[Start of section]

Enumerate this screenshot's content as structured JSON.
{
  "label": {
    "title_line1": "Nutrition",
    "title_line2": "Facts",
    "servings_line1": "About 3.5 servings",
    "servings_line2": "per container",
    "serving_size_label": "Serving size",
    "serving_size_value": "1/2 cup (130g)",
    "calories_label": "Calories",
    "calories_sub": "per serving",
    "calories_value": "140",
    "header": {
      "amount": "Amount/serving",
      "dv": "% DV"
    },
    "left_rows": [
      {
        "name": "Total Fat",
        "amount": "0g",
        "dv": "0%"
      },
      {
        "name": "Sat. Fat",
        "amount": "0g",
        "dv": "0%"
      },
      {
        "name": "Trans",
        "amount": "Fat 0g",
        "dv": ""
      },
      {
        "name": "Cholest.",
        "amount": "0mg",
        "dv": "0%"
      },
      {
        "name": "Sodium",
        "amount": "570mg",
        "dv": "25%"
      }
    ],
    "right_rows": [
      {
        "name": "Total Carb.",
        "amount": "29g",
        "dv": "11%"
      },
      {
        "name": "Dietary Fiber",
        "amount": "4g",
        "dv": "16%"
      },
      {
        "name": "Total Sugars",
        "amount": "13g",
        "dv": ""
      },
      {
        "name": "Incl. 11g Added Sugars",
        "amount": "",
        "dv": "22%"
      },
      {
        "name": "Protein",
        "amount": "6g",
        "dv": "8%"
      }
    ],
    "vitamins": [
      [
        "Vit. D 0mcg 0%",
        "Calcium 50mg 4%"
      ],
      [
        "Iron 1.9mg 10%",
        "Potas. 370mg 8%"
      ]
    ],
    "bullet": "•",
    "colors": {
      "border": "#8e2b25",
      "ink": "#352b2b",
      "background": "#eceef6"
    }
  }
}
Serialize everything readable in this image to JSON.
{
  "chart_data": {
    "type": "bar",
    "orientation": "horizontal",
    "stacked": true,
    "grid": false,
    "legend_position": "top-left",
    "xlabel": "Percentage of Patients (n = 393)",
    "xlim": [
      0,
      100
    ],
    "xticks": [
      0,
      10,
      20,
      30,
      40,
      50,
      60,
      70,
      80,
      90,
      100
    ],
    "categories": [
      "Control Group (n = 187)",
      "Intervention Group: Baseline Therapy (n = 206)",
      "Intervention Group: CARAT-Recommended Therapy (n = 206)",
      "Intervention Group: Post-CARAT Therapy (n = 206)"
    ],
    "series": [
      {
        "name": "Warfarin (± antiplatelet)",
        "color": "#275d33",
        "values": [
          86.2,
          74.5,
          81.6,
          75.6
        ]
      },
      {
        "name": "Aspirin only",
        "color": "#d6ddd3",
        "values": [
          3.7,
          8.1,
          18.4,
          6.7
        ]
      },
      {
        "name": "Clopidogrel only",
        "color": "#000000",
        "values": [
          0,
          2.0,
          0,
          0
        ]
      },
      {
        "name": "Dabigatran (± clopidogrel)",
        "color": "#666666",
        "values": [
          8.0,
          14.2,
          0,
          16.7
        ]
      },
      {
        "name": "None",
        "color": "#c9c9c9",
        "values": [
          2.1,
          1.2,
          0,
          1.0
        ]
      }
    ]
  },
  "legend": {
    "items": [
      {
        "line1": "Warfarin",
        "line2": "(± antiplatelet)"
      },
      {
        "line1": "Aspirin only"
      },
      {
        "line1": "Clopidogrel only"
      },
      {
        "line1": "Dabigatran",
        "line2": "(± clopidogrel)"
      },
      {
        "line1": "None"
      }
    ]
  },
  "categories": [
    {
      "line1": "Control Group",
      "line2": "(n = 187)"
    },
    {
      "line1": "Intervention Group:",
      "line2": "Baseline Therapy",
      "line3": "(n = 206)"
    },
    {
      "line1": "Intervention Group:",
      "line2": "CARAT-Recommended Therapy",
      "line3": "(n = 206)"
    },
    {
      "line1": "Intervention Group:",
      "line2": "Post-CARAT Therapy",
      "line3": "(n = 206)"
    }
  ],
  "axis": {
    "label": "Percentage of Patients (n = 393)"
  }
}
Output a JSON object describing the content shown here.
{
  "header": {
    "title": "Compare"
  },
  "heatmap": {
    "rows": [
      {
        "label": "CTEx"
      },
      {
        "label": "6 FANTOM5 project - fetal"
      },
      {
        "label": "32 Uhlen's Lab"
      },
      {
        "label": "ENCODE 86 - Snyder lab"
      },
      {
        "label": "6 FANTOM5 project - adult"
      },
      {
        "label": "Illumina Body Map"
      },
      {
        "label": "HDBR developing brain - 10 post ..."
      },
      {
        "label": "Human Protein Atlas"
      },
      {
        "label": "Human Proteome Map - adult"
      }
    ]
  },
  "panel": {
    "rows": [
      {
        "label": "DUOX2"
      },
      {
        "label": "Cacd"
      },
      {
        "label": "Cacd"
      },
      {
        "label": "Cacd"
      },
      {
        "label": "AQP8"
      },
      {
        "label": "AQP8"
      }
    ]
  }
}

[End of section]

§ **Instructions for the task**:
Exact retyping of every entry is required.

§ **Reply**:
Enumerate this screenshot's content as structured JSON.
{
  "label": {
    "title_line1": "Nutrition",
    "title_line2": "Facts",
    "servings_line1": "About 3.5 servings",
    "servings_line2": "per container",
    "serving_size_label": "Serving size",
    "serving_size_value": "1/2 cup (130g)",
    "calories_label": "Calories",
    "calories_sub": "per serving",
    "calories_value": "140",
    "header": {
      "amount": "Amount/serving",
      "dv": "% DV"
    },
    "left_rows": [
      {
        "name": "Total Fat",
        "amount": "0g",
        "dv": "0%"
      },
      {
        "name": "Sat. Fat",
        "amount": "0g",
        "dv": "0%"
      },
      {
        "name": "Trans",
        "amount": "Fat 0g",
        "dv": ""
      },
      {
        "name": "Cholest.",
        "amount": "0mg",
        "dv": "0%"
      },
      {
        "name": "Sodium",
        "amount": "570mg",
        "dv": "25%"
      }
    ],
    "right_rows": [
      {
        "name": "Total Carb.",
        "amount": "29g",
        "dv": "11%"
      },
      {
        "name": "Dietary Fiber",
        "amount": "4g",
        "dv": "16%"
      },
      {
        "name": "Total Sugars",
        "amount": "13g",
        "dv": ""
      },
      {
        "name": "Incl. 11g Added Sugars",
        "amount": "",
        "dv": "22%"
      },
      {
        "name": "Protein",
        "amount": "6g",
        "dv": "8%"
      }
    ],
    "vitamins": [
      [
        "Vit. D 0mcg 0%",
        "Calcium 50mg 4%"
      ],
      [
        "Iron 1.9mg 10%",
        "Potas. 370mg 8%"
      ]
    ],
    "bullet": "•",
    "colors": {
      "border": "#8e2b25",
      "ink": "#352b2b",
      "background": "#eceef6"
    }
  }
}
Serialize everything readable in this image to JSON.
{
  "chart_data": {
    "type": "bar",
    "orientation": "horizontal",
    "stacked": true,
    "grid": false,
    "legend_position": "top-left",
    "xlabel": "Percentage of Patients (n = 393)",
    "xlim": [
      0,
      100
    ],
    "xticks": [
      0,
      10,
      20,
      30,
      40,
      50,
      60,
      70,
      80,
      90,
      100
    ],
    "categories": [
      "Control Group (n = 187)",
      "Intervention Group: Baseline Therapy (n = 206)",
      "Intervention Group: CARAT-Recommended Therapy (n = 206)",
      "Intervention Group: Post-CARAT Therapy (n = 206)"
    ],
    "series": [
      {
        "name": "Warfarin (± antiplatelet)",
        "color": "#275d33",
        "values": [
          86.2,
          74.5,
          81.6,
          75.6
        ]
      },
      {
        "name": "Aspirin only",
        "color": "#d6ddd3",
        "values": [
          3.7,
          8.1,
          18.4,
          6.7
        ]
      },
      {
        "name": "Clopidogrel only",
        "color": "#000000",
        "values": [
          0,
          2.0,
          0,
          0
        ]
      },
      {
        "name": "Dabigatran (± clopidogrel)",
        "color": "#666666",
        "values": [
          8.0,
          14.2,
          0,
          16.7
        ]
      },
      {
        "name": "None",
        "color": "#c9c9c9",
        "values": [
          2.1,
          1.2,
          0,
          1.0
        ]
      }
    ]
  },
  "legend": {
    "items": [
      {
        "line1": "Warfarin",
        "line2": "(± antiplatelet)"
      },
      {
        "line1": "Aspirin only"
      },
      {
        "line1": "Clopidogrel only"
      },
      {
        "line1": "Dabigatran",
        "line2": "(± clopidogrel)"
      },
      {
        "line1": "None"
      }
    ]
  },
  "categories": [
    {
      "line1": "Control Group",
      "line2": "(n = 187)"
    },
    {
      "line1": "Intervention Group:",
      "line2": "Baseline Therapy",
      "line3": "(n = 206)"
    },
    {
      "line1": "Intervention Group:",
      "line2": "CARAT-Recommended Therapy",
      "line3": "(n = 206)"
    },
    {
      "line1": "Intervention Group:",
      "line2": "Post-CARAT Therapy",
      "line3": "(n = 206)"
    }
  ],
  "axis": {
    "label": "Percentage of Patients (n = 393)"
  }
}
Output a JSON object describing the content shown here.
{
  "header": {
    "title": "Compare"
  },
  "heatmap": {
    "rows": [
      {
        "label": "CTEx"
      },
      {
        "label": "6 FANTOM5 project - fetal"
      },
      {
        "label": "32 Uhlen's Lab"
      },
      {
        "label": "ENCODE 86 - Snyder lab"
      },
      {
        "label": "6 FANTOM5 project - adult"
      },
      {
        "label": "Illumina Body Map"
      },
      {
        "label": "HDBR developing brain - 10 post ..."
      },
      {
        "label": "Human Protein Atlas"
      },
      {
        "label": "Human Proteome Map - adult"
      }
    ]
  },
  "panel": {
    "rows": [
      {
        "label": "DUOX2"
      },
      {
        "label": "Cacd"
      },
      {
        "label": "Cacd"
      },
      {
        "label": "Cacd"
      },
      {
        "label": "AQP8"
      },
      {
        "label": "AQP8"
      }
    ]
  }
}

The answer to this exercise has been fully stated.